_DATA SHOWN_.
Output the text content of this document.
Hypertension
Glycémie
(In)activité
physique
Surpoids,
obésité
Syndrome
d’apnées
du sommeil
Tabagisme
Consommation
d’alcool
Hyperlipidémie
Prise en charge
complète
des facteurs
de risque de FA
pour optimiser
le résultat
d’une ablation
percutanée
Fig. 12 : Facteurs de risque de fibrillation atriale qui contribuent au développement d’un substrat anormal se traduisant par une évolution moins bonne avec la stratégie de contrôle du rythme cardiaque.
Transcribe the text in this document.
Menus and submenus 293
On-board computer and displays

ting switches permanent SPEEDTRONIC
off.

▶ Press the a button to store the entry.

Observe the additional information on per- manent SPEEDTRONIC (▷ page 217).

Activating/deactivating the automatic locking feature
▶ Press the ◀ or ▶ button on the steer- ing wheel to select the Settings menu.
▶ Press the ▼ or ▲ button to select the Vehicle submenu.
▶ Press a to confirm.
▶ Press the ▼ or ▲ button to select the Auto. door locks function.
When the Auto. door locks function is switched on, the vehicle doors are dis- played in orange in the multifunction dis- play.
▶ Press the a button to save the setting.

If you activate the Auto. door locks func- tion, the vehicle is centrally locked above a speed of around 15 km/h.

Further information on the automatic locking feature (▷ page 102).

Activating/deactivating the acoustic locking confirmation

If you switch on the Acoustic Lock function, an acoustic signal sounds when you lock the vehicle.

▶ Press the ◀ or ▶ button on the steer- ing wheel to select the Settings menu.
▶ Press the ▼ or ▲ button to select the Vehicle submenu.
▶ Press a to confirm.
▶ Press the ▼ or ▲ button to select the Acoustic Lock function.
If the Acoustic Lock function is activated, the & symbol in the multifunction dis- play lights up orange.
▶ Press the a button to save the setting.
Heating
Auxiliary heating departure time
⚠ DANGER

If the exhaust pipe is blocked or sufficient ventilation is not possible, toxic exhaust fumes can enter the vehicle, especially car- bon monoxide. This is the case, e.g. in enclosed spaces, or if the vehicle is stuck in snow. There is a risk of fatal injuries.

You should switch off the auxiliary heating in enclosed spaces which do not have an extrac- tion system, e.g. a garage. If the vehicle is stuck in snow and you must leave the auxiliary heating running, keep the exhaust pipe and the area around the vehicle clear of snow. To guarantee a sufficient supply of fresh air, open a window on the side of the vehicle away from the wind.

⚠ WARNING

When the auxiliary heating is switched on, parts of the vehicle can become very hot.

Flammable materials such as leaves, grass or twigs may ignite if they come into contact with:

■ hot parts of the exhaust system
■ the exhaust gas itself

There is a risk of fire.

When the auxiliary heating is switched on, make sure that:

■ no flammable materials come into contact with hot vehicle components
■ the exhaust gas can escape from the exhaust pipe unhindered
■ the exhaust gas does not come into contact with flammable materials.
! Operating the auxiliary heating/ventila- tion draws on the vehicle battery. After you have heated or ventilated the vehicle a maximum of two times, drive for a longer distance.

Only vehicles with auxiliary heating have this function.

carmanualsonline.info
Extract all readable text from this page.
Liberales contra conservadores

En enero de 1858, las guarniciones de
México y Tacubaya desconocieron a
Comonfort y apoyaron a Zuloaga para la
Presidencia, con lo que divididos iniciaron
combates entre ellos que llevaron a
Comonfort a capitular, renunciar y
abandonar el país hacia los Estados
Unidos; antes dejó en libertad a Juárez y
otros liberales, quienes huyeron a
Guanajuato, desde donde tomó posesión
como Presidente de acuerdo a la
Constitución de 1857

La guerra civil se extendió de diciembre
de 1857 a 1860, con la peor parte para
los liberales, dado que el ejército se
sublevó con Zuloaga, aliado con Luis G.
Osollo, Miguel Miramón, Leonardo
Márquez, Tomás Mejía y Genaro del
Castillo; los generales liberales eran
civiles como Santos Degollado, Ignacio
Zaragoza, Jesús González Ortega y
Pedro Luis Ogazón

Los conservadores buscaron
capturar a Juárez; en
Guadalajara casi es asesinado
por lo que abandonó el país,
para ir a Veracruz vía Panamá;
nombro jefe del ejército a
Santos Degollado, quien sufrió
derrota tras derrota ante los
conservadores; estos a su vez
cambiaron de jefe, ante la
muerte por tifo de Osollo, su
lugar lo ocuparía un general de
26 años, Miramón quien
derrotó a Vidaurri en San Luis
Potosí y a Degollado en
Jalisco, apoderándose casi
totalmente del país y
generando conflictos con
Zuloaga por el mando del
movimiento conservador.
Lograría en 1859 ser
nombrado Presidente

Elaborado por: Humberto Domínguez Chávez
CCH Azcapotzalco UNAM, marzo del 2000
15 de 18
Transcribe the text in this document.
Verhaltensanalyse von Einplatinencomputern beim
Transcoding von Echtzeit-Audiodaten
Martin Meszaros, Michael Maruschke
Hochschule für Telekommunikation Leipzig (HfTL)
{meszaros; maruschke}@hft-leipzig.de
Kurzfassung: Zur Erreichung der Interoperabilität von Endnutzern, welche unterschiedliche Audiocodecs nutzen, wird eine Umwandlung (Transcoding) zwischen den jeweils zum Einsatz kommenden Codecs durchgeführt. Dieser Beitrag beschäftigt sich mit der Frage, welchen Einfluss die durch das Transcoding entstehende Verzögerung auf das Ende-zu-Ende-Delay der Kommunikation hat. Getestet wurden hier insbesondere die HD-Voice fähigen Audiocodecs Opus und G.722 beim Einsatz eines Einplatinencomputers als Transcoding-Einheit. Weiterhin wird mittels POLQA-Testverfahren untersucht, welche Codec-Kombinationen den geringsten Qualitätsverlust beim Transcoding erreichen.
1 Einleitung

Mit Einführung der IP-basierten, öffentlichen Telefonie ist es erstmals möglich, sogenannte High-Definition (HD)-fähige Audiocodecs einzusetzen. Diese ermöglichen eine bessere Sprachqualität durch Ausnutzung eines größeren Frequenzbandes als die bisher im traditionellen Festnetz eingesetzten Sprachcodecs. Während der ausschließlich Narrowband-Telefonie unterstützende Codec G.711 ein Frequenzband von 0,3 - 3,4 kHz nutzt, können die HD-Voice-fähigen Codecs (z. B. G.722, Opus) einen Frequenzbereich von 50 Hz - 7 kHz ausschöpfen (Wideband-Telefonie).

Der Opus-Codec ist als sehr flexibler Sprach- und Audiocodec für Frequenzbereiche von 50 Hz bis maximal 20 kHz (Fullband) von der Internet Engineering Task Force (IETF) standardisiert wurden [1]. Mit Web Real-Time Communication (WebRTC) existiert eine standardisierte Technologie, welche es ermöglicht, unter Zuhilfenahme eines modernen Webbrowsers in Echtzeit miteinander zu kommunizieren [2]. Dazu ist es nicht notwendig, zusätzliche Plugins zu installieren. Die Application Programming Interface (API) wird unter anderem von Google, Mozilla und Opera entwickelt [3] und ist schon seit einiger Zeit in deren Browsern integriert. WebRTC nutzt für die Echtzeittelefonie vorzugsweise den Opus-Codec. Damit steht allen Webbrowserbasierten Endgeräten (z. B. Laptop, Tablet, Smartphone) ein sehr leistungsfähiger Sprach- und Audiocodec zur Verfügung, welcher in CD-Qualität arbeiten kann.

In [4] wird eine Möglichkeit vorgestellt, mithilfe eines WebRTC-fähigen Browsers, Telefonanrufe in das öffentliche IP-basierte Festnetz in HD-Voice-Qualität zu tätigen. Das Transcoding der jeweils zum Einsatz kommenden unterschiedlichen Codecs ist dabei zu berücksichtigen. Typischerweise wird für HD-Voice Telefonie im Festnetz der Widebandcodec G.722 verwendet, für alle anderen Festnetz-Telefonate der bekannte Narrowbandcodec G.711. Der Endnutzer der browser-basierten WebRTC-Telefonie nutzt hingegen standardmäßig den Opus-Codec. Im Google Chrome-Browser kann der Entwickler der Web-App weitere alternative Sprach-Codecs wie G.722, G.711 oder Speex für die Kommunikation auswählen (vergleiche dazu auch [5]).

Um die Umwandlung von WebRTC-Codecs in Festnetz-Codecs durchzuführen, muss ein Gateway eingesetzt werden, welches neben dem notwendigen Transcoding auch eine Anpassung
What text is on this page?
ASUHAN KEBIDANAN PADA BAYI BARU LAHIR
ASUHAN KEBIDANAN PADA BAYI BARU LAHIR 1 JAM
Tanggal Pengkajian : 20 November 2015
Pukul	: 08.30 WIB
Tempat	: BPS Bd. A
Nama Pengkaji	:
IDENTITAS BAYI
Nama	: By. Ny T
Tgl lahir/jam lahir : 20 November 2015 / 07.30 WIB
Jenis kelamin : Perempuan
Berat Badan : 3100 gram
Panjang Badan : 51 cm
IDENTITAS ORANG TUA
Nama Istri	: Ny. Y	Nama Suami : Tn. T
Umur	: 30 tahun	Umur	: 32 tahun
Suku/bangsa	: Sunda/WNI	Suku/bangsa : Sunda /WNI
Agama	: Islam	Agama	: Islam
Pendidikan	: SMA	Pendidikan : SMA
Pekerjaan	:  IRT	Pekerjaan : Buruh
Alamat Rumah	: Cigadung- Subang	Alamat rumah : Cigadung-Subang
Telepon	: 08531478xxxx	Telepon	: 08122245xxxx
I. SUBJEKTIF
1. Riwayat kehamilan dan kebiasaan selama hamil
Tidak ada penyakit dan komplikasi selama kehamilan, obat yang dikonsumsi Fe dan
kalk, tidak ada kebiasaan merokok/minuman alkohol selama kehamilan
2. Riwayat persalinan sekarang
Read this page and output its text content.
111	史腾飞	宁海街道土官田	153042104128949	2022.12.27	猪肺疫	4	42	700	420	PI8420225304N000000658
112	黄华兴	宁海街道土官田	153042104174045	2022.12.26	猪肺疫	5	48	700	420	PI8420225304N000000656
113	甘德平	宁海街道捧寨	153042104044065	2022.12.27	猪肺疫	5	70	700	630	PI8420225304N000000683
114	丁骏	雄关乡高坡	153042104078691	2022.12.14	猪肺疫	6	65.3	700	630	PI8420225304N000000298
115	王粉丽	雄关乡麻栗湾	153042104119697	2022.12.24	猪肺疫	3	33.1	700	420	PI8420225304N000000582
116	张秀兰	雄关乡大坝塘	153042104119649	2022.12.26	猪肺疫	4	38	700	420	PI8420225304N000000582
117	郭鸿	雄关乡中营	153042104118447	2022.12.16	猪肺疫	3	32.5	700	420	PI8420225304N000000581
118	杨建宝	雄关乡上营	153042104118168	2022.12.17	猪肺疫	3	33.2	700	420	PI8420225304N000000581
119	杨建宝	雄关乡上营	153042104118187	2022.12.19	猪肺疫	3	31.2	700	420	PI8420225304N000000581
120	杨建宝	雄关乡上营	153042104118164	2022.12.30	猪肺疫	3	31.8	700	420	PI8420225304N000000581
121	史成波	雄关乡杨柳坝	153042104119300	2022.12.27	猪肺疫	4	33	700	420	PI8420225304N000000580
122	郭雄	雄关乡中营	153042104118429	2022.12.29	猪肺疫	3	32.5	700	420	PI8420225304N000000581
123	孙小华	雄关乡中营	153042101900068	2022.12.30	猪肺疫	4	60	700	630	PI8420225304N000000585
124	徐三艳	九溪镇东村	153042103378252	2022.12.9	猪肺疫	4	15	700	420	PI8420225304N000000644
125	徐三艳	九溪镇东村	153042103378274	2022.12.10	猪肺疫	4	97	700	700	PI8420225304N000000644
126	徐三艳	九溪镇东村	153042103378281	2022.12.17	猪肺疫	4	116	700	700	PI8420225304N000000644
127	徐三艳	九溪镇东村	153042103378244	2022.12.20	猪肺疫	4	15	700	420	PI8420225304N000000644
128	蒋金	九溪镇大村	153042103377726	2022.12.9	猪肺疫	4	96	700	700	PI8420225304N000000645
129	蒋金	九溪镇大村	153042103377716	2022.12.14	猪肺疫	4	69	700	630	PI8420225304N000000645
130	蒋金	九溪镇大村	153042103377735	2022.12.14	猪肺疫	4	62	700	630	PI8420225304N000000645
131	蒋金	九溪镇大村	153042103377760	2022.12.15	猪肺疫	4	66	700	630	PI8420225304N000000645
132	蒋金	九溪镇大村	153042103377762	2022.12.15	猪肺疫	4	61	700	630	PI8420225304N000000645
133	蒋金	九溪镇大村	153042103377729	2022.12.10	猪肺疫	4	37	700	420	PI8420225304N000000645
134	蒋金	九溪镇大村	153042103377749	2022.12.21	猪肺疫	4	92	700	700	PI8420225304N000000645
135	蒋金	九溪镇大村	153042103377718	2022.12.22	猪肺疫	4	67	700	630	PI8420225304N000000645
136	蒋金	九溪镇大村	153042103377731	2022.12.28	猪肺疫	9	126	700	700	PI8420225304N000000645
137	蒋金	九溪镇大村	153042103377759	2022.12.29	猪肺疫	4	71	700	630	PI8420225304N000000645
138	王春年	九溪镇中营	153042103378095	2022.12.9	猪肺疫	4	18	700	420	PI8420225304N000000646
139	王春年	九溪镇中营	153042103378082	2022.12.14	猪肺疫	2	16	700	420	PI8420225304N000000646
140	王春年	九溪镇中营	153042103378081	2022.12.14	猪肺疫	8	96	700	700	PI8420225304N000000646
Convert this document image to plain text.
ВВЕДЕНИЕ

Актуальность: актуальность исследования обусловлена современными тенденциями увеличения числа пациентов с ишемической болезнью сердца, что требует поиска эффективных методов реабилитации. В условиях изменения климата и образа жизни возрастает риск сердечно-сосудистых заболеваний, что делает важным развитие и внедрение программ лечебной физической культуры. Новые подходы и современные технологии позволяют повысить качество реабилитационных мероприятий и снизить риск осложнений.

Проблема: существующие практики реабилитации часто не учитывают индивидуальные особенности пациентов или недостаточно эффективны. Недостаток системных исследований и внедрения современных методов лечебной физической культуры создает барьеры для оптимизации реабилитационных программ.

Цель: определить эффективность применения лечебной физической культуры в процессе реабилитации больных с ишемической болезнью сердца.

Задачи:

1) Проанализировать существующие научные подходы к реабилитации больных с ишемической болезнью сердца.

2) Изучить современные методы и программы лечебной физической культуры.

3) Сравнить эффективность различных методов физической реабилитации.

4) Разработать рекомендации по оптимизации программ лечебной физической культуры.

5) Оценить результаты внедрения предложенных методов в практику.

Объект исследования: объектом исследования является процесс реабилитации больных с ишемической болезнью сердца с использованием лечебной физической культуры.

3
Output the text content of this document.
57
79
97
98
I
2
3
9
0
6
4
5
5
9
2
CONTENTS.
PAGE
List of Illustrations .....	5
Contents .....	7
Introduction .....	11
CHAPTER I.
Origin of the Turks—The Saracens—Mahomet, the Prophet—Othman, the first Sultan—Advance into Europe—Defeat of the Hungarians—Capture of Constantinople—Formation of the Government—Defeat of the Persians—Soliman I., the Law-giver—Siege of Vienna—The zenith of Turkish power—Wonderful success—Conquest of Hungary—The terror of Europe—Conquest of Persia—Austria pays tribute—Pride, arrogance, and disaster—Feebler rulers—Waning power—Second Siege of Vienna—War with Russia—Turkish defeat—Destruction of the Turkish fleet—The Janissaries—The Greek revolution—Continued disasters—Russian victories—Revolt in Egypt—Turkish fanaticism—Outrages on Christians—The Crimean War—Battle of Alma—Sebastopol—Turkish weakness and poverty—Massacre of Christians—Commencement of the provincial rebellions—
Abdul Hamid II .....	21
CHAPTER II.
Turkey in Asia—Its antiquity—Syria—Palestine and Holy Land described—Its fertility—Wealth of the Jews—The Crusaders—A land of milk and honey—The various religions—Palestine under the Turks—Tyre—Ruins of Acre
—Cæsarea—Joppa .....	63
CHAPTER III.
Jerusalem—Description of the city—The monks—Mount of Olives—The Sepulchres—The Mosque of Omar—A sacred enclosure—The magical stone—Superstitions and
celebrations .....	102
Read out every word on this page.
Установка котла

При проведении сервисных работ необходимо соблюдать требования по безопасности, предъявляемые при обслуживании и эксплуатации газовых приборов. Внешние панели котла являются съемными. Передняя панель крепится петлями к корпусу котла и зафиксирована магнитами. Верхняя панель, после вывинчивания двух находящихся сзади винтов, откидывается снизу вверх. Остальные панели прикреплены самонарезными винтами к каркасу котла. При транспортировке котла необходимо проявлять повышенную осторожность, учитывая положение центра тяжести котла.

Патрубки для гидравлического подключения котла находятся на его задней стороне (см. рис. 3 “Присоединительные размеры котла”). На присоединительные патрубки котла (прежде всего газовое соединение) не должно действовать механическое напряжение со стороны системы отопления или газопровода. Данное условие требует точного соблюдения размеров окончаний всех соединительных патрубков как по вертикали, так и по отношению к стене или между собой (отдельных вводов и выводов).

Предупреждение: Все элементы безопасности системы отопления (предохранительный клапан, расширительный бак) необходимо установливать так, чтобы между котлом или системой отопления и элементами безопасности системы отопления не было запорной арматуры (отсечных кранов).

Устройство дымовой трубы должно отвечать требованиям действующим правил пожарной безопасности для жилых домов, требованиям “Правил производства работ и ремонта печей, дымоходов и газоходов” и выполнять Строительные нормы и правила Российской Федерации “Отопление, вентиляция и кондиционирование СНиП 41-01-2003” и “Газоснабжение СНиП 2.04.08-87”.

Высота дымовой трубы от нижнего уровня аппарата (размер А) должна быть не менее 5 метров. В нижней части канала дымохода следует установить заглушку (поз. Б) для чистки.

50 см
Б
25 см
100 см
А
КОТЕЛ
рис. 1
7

_EXERCISE OBJECTIVE_. Extract all lines that hold the word "Juárez".

_EXERCISE OUTPUT_.
Unidos; antes dejó en libertad a Juárez y
capturar a Juárez; en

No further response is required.